What you should do:
Reproduce every line of the entries below word for word, leaving out the pictures.

Working data:
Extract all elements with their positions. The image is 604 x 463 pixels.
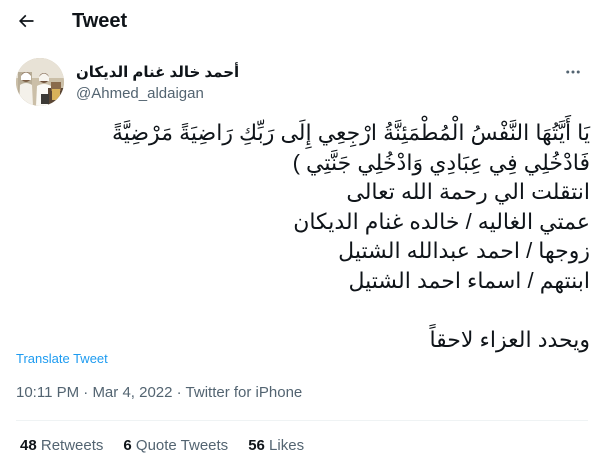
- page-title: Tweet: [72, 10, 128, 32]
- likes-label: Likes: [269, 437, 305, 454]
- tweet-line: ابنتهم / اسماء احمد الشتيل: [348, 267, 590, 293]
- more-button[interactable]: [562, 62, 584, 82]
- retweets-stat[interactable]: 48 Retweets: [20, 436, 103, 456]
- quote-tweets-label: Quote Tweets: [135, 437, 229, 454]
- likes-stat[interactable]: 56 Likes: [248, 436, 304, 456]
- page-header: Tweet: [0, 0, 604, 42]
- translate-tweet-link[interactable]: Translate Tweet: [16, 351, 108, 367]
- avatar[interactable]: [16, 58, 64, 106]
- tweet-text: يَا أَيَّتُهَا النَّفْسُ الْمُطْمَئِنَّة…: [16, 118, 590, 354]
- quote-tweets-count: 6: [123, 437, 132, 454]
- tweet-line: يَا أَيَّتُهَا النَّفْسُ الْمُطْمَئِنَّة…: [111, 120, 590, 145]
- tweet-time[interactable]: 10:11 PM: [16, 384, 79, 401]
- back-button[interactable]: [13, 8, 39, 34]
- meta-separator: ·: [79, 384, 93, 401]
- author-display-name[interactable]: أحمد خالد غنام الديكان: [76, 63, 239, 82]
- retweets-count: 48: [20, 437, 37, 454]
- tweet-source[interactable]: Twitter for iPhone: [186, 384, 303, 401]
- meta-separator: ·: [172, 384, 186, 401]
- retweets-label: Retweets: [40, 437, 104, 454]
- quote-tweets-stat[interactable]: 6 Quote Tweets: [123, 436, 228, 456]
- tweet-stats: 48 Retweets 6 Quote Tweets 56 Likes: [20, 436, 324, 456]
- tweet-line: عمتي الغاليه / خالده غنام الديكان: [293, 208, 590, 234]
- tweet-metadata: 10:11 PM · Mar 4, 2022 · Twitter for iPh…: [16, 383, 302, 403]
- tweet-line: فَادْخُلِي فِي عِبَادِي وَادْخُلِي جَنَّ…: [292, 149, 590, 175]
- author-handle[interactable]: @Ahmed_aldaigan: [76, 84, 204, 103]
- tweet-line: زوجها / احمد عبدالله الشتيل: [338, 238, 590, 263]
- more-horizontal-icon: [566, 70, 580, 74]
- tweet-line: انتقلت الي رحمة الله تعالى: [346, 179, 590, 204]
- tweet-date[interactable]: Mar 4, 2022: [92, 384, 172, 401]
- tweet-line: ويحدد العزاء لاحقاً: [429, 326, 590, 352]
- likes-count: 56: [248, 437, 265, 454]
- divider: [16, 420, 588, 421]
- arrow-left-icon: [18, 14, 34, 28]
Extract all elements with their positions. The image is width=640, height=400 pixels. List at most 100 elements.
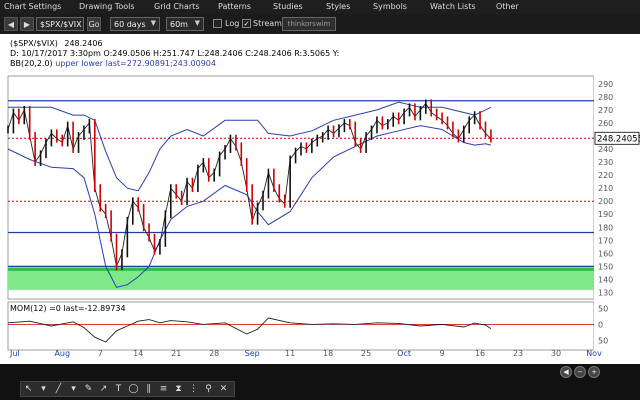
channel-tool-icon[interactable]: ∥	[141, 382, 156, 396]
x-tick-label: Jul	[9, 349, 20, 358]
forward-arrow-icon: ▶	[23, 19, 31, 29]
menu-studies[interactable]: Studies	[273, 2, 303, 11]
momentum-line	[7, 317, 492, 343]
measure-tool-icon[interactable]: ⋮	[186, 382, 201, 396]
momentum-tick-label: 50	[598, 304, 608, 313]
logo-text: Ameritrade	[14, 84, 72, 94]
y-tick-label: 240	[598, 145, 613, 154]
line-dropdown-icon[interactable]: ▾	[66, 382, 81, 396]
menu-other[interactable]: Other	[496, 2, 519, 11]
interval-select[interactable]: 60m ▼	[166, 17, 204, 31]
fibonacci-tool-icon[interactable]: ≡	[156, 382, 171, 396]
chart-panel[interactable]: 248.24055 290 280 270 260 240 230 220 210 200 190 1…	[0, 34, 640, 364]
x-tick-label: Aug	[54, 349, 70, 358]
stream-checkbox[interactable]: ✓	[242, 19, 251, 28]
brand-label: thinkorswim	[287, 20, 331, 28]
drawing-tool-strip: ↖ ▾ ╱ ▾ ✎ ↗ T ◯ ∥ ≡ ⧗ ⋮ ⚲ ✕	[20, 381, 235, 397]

Solution to this problem:
Extract all elements with their positions. The image is 604 x 463 pixels.
- page-title: Tweet: [72, 10, 128, 32]
- likes-label: Likes: [269, 437, 305, 454]
- tweet-line: ابنتهم / اسماء احمد الشتيل: [348, 267, 590, 293]
- more-button[interactable]: [562, 62, 584, 82]
- retweets-stat[interactable]: 48 Retweets: [20, 436, 103, 456]
- quote-tweets-label: Quote Tweets: [135, 437, 229, 454]
- likes-stat[interactable]: 56 Likes: [248, 436, 304, 456]
- page-header: Tweet: [0, 0, 604, 42]
- translate-tweet-link[interactable]: Translate Tweet: [16, 351, 108, 367]
- avatar[interactable]: [16, 58, 64, 106]
- tweet-text: يَا أَيَّتُهَا النَّفْسُ الْمُطْمَئِنَّة…: [16, 118, 590, 354]
- quote-tweets-count: 6: [123, 437, 132, 454]
- tweet-line: يَا أَيَّتُهَا النَّفْسُ الْمُطْمَئِنَّة…: [111, 120, 590, 145]
- tweet-time[interactable]: 10:11 PM: [16, 384, 79, 401]
- back-button[interactable]: [13, 8, 39, 34]
- meta-separator: ·: [79, 384, 93, 401]
- author-display-name[interactable]: أحمد خالد غنام الديكان: [76, 63, 239, 82]
- retweets-count: 48: [20, 437, 37, 454]
- tweet-source[interactable]: Twitter for iPhone: [186, 384, 303, 401]
- meta-separator: ·: [172, 384, 186, 401]
- retweets-label: Retweets: [40, 437, 104, 454]
- quote-tweets-stat[interactable]: 6 Quote Tweets: [123, 436, 228, 456]
- tweet-stats: 48 Retweets 6 Quote Tweets 56 Likes: [20, 436, 324, 456]
- tweet-line: عمتي الغاليه / خالده غنام الديكان: [293, 208, 590, 234]
- tweet-metadata: 10:11 PM · Mar 4, 2022 · Twitter for iPh…: [16, 383, 302, 403]
- tweet-line: فَادْخُلِي فِي عِبَادِي وَادْخُلِي جَنَّ…: [292, 149, 590, 175]
- author-handle[interactable]: @Ahmed_aldaigan: [76, 84, 204, 103]
- tweet-line: زوجها / احمد عبدالله الشتيل: [338, 238, 590, 263]
- more-horizontal-icon: [566, 70, 580, 74]
- tweet-line: انتقلت الي رحمة الله تعالى: [346, 179, 590, 204]
- tweet-date[interactable]: Mar 4, 2022: [92, 384, 172, 401]
- tweet-line: ويحدد العزاء لاحقاً: [429, 326, 590, 352]
- likes-count: 56: [248, 437, 265, 454]
- divider: [16, 420, 588, 421]
- arrow-left-icon: [18, 14, 34, 28]
Extract all elements with their positions. The image is width=640, height=400 pixels. List at most 100 elements.
channel-tool-icon[interactable]: ∥	[141, 382, 156, 396]
x-tick-label: Jul	[9, 349, 20, 358]
forward-arrow-icon: ▶	[23, 19, 31, 29]
menu-studies[interactable]: Studies	[273, 2, 303, 11]
momentum-line	[7, 317, 492, 343]
measure-tool-icon[interactable]: ⋮	[186, 382, 201, 396]
momentum-tick-label: 50	[598, 304, 608, 313]
logo-text: Ameritrade	[14, 84, 72, 94]
y-tick-label: 240	[598, 145, 613, 154]
line-dropdown-icon[interactable]: ▾	[66, 382, 81, 396]
menu-other[interactable]: Other	[496, 2, 519, 11]
interval-select[interactable]: 60m ▼	[166, 17, 204, 31]
fibonacci-tool-icon[interactable]: ≡	[156, 382, 171, 396]
chart-panel[interactable]: 248.24055 290 280 270 260 240 230 220 210 200 190 1…	[0, 34, 640, 364]
x-tick-label: Aug	[54, 349, 70, 358]
stream-checkbox[interactable]: ✓	[242, 19, 251, 28]
brand-label: thinkorswim	[287, 20, 331, 28]
drawing-tool-strip: ↖ ▾ ╱ ▾ ✎ ↗ T ◯ ∥ ≡ ⧗ ⋮ ⚲ ✕	[20, 381, 235, 397]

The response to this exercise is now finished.